### Data supplied
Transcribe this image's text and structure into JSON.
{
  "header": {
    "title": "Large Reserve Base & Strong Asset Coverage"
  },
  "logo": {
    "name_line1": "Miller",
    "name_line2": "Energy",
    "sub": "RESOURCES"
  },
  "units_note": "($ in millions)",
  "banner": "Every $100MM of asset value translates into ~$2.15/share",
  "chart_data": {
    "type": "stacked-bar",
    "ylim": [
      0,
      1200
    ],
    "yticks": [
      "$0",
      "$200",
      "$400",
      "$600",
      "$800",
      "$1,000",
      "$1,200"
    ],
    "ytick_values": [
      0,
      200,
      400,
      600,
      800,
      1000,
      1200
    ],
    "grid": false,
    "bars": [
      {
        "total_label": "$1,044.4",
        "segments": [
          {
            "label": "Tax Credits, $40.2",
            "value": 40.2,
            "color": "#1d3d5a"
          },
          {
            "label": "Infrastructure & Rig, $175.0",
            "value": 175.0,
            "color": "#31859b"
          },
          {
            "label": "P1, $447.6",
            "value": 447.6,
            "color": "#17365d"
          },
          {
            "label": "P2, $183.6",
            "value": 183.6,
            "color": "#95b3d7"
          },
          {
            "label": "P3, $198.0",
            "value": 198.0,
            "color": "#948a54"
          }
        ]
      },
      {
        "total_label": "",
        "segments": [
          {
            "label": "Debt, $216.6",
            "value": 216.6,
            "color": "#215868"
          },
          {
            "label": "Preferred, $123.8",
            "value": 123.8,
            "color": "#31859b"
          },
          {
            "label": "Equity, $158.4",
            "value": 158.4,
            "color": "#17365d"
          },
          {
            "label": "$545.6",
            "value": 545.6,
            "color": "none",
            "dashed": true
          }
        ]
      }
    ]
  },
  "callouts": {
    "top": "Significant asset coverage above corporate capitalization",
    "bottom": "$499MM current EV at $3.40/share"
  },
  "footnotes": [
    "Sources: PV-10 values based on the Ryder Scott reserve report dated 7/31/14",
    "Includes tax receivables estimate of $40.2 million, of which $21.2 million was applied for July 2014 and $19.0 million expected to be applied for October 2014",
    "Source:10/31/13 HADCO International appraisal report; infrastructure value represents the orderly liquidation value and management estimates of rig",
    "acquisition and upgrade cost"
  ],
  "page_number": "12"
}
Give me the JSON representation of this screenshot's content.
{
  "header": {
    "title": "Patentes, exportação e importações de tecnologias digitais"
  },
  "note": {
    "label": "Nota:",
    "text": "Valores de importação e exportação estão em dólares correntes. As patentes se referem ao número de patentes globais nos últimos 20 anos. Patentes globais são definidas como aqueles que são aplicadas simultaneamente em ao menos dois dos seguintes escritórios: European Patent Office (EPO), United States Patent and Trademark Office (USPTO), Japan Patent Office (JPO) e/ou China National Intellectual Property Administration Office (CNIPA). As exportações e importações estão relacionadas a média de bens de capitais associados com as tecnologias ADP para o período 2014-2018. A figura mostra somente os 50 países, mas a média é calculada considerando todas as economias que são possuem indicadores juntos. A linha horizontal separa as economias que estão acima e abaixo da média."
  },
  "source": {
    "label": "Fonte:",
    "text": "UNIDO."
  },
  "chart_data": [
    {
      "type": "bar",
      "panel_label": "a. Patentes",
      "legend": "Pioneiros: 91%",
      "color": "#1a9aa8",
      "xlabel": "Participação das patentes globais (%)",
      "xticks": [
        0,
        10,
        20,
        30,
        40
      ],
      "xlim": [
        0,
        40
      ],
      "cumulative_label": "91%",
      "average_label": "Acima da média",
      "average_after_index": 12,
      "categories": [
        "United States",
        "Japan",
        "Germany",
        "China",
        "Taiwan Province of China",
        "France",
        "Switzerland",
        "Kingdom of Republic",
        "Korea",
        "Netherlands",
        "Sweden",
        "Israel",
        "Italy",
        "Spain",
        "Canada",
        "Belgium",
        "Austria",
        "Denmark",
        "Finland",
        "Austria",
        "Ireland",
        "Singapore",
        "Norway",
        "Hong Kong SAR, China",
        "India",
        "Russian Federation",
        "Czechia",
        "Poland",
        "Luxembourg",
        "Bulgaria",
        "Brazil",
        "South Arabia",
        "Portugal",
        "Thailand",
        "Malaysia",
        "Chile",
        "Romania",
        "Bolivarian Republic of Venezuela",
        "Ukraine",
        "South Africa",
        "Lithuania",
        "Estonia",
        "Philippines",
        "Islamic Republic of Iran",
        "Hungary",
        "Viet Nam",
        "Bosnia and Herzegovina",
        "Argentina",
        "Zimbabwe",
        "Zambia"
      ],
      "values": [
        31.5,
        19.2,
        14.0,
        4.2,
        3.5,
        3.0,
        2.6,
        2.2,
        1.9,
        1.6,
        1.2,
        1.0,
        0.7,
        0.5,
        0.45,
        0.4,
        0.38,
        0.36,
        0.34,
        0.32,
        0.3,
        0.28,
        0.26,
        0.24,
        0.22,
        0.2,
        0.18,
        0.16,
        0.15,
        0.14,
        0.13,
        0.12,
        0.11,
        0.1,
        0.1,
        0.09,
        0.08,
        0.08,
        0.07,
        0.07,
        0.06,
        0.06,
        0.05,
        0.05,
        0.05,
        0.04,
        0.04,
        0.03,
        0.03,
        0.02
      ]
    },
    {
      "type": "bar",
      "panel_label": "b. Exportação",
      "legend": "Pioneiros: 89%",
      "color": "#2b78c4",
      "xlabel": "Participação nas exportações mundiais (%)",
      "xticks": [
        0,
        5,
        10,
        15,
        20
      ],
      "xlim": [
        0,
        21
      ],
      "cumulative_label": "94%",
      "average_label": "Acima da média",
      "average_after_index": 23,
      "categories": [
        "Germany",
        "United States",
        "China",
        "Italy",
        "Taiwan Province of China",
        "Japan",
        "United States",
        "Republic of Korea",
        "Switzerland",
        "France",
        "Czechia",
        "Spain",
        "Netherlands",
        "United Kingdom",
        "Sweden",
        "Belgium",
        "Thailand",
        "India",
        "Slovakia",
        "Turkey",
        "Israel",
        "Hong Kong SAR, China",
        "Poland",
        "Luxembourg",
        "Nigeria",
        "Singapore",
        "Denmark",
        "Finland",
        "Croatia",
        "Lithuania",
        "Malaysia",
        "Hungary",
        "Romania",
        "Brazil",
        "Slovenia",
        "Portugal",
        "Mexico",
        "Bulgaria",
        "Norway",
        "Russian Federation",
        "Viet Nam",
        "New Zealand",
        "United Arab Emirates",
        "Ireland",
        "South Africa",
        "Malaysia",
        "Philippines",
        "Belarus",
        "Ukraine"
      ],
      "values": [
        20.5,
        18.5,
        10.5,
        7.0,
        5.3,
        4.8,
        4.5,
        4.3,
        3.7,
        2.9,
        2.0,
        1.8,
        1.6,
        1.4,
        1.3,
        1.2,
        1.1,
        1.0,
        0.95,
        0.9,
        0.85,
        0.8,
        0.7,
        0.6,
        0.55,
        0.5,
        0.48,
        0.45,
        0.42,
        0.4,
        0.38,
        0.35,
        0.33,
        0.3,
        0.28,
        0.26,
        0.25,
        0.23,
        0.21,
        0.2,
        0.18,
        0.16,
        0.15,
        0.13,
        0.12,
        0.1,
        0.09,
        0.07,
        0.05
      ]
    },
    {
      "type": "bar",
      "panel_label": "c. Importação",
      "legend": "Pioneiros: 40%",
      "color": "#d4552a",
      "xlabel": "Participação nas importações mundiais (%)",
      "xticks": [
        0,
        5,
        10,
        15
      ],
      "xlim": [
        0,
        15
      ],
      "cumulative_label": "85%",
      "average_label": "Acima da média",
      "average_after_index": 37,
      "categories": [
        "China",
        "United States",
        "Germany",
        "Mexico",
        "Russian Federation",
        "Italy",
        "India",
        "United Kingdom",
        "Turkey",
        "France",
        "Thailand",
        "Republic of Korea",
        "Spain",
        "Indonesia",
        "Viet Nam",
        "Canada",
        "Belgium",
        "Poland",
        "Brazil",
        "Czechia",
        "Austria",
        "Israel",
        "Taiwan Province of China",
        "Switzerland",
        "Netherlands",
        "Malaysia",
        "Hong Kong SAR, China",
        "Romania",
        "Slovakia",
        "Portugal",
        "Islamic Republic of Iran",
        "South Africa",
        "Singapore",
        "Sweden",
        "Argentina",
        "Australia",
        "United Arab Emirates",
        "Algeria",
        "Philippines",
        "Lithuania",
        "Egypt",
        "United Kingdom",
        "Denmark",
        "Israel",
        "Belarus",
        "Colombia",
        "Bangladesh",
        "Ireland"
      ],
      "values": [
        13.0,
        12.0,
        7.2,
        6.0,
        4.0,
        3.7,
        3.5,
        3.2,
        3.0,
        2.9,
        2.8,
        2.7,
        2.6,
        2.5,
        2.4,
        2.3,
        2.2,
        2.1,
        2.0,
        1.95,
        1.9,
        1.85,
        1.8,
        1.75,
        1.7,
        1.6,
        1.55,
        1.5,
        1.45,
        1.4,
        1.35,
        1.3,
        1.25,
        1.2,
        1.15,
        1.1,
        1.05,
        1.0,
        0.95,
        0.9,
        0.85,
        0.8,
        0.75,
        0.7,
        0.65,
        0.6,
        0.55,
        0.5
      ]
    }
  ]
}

* * *

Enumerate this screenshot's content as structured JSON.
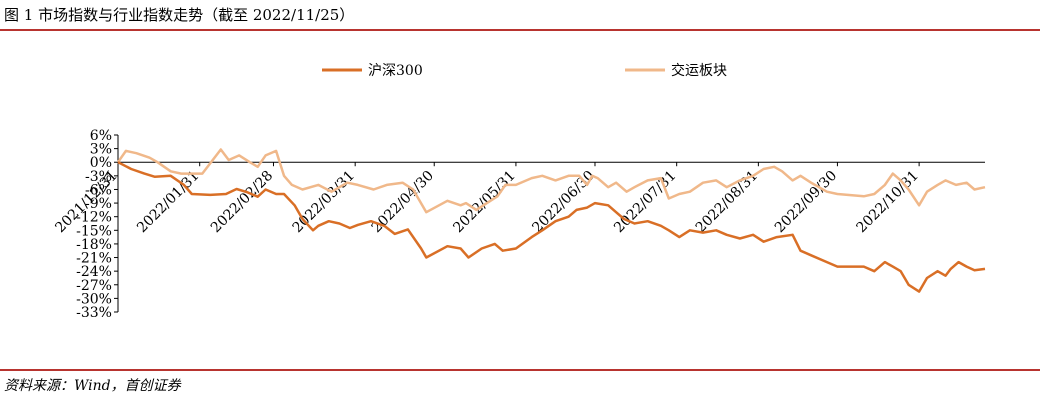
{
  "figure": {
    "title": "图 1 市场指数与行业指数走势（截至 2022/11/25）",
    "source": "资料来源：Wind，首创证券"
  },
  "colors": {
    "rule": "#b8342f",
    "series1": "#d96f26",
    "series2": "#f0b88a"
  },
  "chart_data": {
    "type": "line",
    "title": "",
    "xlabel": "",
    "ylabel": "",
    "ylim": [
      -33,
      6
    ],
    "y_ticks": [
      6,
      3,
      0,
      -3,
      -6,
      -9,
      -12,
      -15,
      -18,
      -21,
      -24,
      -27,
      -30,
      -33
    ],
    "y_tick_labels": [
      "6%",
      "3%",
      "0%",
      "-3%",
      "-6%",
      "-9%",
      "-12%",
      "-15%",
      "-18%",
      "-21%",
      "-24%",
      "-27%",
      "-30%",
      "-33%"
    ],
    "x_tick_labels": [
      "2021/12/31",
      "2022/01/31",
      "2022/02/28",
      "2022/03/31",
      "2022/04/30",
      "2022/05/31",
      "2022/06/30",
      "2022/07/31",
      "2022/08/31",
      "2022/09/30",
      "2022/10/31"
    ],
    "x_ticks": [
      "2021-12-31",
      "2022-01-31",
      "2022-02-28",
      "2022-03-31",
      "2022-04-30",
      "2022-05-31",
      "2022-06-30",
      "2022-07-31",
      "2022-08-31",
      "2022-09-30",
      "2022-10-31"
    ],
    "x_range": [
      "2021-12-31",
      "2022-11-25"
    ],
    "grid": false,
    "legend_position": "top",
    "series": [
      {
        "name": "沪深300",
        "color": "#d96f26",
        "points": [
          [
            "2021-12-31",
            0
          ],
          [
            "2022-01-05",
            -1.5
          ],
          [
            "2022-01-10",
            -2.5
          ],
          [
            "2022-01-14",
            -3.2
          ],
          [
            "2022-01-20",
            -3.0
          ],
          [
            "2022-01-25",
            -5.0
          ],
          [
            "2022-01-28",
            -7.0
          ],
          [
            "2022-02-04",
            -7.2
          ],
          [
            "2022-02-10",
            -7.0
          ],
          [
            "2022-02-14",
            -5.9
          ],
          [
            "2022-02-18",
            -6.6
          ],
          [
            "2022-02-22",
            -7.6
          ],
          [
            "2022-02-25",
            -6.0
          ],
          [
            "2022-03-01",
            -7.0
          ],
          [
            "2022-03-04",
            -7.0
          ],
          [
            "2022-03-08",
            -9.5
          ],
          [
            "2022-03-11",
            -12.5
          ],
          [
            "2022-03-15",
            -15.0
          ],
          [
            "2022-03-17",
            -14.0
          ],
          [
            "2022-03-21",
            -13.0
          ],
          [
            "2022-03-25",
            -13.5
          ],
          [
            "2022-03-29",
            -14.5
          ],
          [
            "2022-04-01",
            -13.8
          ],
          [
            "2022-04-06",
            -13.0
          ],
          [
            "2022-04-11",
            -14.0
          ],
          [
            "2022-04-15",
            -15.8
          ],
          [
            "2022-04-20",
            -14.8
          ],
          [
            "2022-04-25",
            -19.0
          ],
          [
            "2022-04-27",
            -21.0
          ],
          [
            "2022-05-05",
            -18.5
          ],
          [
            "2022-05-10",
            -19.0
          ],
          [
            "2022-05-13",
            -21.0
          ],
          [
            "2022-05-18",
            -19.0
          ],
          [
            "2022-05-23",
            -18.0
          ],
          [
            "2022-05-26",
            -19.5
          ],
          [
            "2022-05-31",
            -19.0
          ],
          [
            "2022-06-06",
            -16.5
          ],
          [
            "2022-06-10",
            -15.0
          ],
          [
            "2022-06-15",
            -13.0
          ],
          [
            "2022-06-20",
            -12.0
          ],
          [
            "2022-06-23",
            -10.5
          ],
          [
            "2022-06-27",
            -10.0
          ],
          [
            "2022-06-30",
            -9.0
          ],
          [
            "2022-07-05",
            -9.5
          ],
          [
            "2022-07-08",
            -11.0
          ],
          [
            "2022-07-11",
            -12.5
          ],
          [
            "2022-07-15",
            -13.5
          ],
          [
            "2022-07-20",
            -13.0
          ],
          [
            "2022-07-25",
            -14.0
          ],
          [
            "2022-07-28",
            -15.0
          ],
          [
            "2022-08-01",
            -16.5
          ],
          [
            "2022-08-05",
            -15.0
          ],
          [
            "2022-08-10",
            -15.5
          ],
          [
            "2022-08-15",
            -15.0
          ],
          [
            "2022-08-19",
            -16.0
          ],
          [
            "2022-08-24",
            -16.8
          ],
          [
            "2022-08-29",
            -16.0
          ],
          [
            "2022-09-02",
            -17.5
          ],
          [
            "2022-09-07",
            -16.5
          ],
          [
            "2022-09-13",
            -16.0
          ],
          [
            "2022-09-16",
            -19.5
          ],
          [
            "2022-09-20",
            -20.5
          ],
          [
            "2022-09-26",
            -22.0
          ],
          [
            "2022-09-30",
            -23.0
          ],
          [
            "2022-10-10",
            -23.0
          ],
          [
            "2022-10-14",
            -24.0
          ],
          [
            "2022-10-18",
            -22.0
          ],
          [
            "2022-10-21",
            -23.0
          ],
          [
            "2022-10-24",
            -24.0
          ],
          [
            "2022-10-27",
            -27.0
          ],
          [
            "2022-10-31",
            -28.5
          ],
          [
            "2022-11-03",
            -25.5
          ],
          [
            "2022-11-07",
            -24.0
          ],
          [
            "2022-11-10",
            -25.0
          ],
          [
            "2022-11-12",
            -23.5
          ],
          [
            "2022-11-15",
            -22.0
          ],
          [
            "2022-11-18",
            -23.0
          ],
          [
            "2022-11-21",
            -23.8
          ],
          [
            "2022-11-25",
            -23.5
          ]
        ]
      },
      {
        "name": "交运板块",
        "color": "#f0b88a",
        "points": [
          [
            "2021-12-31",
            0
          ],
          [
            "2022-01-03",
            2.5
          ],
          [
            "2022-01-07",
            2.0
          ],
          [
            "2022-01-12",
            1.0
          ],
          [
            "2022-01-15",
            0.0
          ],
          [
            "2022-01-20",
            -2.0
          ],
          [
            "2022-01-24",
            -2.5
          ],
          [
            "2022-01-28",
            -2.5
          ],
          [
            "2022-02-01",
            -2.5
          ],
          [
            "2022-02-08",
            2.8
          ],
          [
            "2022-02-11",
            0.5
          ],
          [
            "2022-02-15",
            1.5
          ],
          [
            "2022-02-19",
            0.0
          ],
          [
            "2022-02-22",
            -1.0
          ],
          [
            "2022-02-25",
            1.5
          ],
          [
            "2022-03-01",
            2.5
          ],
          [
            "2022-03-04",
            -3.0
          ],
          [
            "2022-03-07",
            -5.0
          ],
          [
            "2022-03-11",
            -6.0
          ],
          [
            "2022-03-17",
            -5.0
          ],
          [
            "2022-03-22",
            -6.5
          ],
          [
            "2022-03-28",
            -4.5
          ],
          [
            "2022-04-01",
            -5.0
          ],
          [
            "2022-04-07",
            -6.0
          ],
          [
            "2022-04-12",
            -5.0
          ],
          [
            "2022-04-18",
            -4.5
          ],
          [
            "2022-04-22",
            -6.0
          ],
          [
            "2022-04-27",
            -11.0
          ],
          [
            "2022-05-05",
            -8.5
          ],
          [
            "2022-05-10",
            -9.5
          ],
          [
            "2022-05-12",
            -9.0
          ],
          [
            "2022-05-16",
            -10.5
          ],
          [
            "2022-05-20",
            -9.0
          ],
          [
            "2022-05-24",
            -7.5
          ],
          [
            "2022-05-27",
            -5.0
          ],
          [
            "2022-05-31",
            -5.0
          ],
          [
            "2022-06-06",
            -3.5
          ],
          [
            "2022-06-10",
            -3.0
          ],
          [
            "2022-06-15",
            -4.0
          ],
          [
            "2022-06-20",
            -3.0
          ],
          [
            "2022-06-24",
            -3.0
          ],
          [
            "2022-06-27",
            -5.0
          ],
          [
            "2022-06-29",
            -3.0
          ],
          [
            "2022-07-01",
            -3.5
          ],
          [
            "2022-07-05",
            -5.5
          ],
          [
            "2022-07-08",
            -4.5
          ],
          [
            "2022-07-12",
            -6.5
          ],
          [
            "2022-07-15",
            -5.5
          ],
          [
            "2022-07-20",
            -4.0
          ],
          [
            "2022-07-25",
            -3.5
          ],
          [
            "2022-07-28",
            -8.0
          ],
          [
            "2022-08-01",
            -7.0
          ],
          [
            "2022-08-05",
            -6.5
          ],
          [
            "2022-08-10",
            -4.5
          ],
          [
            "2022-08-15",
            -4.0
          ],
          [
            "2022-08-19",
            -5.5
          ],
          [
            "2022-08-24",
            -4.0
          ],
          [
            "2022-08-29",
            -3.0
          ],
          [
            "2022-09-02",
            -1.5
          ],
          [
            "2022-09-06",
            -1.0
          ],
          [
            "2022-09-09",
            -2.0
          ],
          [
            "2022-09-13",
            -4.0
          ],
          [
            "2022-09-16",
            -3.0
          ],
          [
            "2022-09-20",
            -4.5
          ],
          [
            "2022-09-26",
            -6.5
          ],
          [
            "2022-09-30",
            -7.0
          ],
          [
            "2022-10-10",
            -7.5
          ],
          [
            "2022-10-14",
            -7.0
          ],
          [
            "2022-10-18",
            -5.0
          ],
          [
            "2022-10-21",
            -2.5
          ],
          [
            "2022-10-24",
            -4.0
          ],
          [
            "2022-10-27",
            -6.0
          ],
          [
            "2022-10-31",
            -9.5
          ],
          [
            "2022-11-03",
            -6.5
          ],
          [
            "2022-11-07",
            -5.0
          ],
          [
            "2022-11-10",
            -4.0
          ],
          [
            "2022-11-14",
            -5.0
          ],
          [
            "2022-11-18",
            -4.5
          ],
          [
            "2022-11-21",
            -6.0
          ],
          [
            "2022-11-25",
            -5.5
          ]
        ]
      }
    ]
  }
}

### What the task asks
Check each line of the records above for "xlabel", and copy those that have it.

### Finished task
      "xlabel": "Participação das patentes globais (%)",
      "xlabel": "Participação nas exportações mundiais (%)",
      "xlabel": "Participação nas importações mundiais (%)",
    "xlabel": "",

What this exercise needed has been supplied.